* _OBJECTIVE_: Gather every line holding the string "ffffff".

—————

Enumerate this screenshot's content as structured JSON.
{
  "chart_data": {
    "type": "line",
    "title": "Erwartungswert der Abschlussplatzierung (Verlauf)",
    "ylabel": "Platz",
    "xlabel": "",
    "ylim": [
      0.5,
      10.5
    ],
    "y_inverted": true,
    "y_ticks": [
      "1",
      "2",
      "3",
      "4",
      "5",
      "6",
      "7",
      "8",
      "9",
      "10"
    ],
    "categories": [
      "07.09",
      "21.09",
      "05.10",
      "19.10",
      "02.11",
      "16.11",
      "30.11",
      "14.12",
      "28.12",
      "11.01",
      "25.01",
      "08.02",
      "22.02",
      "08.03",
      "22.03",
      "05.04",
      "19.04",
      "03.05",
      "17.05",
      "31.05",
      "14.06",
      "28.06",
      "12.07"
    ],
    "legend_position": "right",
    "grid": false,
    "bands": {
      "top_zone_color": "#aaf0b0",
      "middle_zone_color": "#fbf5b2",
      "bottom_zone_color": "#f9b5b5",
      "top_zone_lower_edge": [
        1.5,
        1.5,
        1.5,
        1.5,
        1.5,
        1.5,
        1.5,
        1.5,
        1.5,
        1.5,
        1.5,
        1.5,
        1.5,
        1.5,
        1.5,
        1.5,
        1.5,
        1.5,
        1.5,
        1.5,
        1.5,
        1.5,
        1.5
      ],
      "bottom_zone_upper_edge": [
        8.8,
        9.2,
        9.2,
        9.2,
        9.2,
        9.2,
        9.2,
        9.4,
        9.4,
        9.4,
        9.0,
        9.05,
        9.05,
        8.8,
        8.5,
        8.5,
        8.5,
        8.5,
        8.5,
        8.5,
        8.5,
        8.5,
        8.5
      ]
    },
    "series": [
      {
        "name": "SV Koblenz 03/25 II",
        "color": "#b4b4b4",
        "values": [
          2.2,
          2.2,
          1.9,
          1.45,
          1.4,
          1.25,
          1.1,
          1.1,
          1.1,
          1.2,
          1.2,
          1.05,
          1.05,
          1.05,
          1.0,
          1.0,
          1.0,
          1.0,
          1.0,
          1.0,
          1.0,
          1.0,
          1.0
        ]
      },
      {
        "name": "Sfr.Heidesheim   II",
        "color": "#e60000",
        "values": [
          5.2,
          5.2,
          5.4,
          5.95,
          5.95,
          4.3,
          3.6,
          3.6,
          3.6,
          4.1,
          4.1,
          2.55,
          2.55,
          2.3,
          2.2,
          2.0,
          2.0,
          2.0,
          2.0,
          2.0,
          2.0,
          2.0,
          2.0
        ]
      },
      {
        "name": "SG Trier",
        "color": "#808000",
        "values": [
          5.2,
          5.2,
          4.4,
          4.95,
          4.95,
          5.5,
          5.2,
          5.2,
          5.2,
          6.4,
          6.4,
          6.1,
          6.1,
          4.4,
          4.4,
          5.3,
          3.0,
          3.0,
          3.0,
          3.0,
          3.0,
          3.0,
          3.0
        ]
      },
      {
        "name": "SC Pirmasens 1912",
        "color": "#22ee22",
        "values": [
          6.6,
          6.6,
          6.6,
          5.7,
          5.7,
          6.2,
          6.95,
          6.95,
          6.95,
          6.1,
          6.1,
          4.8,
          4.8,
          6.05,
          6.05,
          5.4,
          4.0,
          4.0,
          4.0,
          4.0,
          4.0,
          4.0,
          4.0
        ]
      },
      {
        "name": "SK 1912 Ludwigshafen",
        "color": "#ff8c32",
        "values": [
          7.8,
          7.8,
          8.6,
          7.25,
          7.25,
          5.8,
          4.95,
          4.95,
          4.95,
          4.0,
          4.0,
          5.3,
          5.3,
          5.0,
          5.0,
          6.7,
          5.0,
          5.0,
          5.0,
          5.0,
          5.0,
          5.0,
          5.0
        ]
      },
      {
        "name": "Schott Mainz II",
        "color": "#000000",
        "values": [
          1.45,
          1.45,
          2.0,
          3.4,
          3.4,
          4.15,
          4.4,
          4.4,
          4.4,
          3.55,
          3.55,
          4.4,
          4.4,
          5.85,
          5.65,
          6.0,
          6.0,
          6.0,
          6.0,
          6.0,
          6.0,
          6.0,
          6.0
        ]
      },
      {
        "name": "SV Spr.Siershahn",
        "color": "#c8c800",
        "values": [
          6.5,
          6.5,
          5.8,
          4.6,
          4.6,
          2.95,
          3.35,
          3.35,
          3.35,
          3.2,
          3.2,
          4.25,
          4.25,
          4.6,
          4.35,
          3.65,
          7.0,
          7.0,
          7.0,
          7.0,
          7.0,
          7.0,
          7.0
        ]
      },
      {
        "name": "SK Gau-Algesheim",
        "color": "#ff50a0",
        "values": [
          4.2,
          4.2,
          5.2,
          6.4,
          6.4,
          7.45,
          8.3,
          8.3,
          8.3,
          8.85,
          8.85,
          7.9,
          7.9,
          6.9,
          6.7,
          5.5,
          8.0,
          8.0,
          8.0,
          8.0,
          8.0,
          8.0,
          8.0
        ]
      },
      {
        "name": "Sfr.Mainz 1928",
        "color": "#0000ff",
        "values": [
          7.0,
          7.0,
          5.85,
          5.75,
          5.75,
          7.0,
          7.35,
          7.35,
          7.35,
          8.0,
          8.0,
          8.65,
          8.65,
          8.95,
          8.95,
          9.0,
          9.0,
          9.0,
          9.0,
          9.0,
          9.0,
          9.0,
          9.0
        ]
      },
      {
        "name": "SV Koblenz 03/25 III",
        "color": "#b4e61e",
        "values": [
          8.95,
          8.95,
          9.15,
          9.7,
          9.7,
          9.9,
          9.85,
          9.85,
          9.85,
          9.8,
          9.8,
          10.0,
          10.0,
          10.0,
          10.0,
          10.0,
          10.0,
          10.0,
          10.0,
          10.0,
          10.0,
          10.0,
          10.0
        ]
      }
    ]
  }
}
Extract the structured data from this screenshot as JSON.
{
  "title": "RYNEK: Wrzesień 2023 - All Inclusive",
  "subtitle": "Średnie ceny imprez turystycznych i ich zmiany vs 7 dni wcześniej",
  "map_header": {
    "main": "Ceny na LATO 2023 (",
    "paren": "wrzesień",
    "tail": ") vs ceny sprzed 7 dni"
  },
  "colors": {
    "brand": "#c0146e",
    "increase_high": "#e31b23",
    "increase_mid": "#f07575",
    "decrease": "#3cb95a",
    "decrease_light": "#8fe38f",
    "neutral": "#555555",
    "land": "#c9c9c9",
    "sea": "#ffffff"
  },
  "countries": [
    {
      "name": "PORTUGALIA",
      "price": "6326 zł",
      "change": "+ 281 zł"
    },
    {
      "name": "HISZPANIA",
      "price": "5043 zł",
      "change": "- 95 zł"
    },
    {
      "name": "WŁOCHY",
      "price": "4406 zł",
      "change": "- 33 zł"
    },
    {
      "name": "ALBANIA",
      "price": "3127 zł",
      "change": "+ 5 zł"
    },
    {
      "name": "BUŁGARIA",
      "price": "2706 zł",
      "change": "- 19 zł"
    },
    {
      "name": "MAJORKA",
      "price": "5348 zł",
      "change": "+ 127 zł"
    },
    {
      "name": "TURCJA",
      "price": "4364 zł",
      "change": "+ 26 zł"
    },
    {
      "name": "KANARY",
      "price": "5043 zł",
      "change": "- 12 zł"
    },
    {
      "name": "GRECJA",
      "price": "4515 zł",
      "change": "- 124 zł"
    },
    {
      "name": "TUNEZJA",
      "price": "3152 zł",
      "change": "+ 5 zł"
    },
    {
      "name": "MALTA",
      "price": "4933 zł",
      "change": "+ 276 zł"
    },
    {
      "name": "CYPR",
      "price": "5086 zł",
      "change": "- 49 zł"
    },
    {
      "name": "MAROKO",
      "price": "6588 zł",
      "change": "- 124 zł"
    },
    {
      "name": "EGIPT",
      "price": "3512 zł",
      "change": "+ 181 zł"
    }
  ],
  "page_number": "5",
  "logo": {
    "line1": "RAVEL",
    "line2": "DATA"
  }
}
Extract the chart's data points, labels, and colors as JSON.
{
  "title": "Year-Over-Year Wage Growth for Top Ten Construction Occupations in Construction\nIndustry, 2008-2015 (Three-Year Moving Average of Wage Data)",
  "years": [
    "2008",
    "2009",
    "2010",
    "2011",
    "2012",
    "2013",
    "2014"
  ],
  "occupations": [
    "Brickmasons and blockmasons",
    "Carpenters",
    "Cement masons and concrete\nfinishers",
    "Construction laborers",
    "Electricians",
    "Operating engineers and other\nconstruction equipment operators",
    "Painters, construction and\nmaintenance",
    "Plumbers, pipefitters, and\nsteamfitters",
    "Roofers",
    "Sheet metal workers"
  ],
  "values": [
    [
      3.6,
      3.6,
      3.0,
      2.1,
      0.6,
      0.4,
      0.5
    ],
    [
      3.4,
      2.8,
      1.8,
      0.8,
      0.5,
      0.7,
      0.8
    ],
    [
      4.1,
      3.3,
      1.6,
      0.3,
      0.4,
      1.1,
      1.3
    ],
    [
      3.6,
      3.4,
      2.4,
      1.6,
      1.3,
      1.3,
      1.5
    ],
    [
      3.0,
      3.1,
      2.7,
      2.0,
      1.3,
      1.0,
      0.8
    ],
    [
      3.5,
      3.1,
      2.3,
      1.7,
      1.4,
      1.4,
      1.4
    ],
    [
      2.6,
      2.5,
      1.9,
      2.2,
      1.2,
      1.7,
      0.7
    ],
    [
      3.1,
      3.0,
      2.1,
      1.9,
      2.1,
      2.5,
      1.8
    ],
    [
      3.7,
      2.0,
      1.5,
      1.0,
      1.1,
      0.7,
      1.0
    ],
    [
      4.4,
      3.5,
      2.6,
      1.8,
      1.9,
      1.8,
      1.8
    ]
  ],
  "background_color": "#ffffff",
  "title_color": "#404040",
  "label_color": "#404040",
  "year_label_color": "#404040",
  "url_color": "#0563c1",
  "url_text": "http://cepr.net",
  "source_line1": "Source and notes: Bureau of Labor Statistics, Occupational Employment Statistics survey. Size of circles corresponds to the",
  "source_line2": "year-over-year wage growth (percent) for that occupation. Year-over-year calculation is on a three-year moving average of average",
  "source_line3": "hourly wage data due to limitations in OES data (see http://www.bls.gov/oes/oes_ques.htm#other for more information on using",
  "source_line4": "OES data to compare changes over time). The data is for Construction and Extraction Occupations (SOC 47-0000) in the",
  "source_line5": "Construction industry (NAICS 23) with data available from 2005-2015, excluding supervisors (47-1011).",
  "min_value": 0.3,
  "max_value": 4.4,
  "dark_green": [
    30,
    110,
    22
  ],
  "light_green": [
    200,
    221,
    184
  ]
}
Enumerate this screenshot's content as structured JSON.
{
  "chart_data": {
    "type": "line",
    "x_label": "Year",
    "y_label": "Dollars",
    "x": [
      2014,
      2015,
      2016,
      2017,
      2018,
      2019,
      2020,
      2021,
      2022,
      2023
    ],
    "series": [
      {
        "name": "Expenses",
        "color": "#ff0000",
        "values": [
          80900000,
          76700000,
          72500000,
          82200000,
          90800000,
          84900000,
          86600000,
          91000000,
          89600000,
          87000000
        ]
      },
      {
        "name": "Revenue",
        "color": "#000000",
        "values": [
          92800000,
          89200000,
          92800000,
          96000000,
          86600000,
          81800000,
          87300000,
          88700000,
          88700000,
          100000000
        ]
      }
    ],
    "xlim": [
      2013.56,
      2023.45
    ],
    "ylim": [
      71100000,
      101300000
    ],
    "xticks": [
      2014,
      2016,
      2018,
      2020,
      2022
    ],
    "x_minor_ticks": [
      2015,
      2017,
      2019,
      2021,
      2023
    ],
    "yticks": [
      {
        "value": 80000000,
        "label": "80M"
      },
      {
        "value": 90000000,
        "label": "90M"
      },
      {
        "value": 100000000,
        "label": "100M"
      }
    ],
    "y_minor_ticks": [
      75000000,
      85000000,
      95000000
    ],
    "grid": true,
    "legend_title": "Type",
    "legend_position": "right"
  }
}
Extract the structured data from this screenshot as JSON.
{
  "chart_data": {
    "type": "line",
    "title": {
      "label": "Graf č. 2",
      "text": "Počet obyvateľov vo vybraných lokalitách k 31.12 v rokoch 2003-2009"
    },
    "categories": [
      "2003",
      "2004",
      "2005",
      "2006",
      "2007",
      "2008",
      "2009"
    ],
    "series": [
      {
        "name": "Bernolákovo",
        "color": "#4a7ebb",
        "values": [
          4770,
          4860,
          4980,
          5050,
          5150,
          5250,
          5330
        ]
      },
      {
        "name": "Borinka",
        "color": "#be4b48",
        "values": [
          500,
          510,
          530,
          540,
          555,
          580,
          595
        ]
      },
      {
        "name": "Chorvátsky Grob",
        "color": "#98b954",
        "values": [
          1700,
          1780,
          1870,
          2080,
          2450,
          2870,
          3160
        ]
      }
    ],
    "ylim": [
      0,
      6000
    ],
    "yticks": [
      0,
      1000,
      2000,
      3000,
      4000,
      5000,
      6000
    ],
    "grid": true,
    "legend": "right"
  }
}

—————

* _TASK RESULT_:
    "sea": "#ffffff"
  "background_color": "#ffffff",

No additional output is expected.